_Objective:_ For the listing underneath, give the count of lines containing the string "总部仓库" and nothing further.

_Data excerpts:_
━━━━
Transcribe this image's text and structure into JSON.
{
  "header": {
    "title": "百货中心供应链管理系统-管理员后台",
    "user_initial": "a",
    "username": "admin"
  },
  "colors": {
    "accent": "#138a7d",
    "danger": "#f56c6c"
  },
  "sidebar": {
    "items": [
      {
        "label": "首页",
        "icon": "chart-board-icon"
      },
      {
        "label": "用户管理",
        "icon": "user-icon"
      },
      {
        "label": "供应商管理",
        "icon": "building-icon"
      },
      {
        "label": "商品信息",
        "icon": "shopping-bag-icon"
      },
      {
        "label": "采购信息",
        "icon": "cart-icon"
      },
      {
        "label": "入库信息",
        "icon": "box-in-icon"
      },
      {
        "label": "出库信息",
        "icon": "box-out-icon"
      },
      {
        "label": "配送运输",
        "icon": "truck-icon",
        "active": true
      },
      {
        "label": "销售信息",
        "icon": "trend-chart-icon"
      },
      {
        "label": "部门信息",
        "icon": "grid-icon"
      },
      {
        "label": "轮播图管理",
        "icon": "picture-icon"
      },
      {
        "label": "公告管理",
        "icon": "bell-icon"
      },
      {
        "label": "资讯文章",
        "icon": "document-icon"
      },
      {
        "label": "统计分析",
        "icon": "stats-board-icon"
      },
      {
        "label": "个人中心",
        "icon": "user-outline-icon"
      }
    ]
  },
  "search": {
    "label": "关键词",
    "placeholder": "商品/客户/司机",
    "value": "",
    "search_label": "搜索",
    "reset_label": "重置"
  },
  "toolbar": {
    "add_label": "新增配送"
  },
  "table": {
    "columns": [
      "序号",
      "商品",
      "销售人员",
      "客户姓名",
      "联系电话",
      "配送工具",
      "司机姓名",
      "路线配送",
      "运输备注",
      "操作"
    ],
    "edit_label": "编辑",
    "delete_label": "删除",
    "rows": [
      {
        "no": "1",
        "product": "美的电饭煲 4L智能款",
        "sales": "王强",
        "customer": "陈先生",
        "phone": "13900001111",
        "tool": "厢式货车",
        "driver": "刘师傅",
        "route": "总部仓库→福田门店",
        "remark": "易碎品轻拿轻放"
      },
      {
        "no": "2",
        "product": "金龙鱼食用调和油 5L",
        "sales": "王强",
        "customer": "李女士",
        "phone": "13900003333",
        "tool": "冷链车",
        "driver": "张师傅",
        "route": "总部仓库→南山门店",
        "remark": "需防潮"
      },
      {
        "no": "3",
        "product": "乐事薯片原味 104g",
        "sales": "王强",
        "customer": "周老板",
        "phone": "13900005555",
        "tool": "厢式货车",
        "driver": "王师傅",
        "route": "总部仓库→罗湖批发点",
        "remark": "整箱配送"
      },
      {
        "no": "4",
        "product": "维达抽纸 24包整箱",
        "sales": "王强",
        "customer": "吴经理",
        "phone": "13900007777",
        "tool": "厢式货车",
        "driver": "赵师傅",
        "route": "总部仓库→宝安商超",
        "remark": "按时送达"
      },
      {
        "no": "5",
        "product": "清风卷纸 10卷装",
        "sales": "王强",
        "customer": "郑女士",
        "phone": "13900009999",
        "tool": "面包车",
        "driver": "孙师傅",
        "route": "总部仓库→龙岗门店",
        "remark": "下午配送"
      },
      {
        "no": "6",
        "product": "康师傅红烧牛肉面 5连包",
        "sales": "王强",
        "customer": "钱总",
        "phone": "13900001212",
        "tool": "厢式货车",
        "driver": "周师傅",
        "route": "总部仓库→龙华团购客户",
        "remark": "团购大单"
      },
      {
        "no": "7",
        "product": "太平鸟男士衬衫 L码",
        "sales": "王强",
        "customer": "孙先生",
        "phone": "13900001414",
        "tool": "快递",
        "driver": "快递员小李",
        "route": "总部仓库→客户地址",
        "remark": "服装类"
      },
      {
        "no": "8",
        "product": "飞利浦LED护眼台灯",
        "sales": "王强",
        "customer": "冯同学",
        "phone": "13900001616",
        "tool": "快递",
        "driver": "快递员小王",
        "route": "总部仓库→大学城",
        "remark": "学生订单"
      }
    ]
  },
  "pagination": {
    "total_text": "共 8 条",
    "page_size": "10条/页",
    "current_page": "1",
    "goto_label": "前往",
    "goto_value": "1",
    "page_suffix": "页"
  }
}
━━━━
_Written answer:_ 8